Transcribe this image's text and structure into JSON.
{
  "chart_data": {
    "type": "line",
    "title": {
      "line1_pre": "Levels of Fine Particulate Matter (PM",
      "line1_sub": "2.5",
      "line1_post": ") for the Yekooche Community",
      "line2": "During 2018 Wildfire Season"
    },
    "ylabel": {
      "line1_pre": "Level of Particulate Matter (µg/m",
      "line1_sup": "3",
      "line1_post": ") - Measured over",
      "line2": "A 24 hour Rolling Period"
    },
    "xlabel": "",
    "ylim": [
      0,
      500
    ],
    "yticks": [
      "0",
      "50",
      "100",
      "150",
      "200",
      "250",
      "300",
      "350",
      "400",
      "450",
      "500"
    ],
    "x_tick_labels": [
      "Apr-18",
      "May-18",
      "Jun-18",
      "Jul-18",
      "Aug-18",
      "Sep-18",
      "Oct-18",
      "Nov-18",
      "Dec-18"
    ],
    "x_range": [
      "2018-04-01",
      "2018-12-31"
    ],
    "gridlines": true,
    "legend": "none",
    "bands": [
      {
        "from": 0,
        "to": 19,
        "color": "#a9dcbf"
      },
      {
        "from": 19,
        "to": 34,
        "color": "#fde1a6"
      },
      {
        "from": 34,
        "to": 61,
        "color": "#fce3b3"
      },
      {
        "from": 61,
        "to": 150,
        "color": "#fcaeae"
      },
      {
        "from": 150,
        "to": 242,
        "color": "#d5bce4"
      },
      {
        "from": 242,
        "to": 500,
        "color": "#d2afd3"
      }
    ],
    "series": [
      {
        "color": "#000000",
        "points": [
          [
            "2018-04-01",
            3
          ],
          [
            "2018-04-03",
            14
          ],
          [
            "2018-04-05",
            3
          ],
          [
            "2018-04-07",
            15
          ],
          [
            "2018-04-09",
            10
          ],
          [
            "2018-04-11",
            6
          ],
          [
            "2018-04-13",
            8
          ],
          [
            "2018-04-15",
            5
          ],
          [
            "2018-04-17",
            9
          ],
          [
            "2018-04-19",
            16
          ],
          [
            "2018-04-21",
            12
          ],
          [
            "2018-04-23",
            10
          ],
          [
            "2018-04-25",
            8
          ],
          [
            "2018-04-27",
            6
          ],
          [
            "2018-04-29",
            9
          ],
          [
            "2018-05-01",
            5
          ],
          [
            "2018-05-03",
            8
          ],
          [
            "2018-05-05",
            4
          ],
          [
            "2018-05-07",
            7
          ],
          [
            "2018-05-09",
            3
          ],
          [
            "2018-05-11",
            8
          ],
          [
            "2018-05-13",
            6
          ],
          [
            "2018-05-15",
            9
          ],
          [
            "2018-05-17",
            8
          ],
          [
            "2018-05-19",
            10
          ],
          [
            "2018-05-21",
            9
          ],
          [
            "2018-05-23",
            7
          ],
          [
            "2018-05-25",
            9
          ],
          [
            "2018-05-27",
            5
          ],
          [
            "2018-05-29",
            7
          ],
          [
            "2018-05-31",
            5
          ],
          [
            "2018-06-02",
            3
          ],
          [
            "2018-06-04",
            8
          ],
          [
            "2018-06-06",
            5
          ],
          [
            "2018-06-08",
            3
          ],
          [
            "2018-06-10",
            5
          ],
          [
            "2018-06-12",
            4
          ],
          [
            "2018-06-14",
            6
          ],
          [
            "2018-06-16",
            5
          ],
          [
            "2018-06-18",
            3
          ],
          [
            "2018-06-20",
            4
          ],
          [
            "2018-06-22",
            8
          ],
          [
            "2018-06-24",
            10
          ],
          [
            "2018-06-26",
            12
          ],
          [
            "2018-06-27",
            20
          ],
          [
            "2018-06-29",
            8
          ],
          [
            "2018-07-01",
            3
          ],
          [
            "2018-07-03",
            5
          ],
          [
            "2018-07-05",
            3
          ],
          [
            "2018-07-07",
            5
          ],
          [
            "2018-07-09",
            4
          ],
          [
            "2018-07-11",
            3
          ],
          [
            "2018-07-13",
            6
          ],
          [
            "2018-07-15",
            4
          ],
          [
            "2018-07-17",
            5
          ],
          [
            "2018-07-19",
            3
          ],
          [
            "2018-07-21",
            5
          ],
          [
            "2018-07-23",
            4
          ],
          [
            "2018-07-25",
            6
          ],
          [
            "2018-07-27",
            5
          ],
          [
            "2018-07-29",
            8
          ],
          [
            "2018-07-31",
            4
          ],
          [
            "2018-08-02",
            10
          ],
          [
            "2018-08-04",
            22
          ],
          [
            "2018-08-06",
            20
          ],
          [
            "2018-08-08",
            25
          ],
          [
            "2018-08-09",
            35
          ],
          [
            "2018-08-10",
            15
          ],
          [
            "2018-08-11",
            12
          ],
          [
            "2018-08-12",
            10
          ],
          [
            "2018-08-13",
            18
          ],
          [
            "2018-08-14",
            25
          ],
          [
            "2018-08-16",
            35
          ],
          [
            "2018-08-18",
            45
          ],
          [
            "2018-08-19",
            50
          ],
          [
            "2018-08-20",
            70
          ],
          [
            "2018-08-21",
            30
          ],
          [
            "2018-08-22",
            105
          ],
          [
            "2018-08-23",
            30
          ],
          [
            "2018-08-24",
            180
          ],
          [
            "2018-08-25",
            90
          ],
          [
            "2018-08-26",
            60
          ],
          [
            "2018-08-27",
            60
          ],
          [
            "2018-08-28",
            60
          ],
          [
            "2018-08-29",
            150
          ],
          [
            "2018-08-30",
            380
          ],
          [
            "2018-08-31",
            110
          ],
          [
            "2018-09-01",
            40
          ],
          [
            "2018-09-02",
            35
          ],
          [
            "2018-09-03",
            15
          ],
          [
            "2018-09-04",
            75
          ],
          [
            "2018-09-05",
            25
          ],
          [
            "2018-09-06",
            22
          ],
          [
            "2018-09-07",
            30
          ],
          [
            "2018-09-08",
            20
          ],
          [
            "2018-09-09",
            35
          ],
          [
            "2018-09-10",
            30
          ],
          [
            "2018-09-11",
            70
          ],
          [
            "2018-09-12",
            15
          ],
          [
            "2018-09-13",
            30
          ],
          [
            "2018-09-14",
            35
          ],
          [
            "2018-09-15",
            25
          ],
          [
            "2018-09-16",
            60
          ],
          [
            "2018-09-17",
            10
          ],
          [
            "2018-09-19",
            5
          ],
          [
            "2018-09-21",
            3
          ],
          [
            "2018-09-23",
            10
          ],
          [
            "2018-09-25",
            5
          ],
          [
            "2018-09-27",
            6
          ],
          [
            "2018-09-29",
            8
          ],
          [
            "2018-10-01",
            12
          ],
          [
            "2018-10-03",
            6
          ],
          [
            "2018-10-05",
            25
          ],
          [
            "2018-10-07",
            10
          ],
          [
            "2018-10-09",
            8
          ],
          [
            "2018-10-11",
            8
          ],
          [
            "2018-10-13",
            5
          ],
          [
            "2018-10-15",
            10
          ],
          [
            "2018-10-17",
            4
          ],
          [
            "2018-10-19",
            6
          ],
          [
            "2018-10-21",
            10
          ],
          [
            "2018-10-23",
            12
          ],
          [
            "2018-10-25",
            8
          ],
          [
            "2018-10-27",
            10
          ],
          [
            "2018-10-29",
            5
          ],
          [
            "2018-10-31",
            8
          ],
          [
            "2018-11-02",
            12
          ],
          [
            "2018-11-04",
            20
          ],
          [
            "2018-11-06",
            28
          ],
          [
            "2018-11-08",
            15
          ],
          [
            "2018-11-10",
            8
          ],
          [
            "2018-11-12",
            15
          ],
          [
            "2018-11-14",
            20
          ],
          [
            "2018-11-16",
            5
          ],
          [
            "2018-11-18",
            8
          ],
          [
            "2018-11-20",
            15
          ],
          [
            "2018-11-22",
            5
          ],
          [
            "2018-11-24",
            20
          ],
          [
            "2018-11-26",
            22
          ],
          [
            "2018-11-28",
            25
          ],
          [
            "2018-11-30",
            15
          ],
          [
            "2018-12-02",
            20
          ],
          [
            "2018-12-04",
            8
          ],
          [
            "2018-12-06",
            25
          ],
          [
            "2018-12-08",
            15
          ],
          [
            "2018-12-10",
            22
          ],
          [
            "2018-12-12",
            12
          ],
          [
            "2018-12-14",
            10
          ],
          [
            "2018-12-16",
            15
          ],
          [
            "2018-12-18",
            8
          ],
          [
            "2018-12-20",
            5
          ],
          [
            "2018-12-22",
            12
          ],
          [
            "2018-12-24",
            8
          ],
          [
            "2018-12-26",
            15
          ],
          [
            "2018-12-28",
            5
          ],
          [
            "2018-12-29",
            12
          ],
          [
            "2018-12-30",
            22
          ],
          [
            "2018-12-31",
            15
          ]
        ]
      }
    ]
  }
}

□ □ □ □

* Task statement *
Isolate the lines that hold the word "Matter" and copy all of them.

* Complete response *
      "line1_pre": "Levels of Fine Particulate Matter (PM",
      "line1_pre": "Level of Particulate Matter (µg/m",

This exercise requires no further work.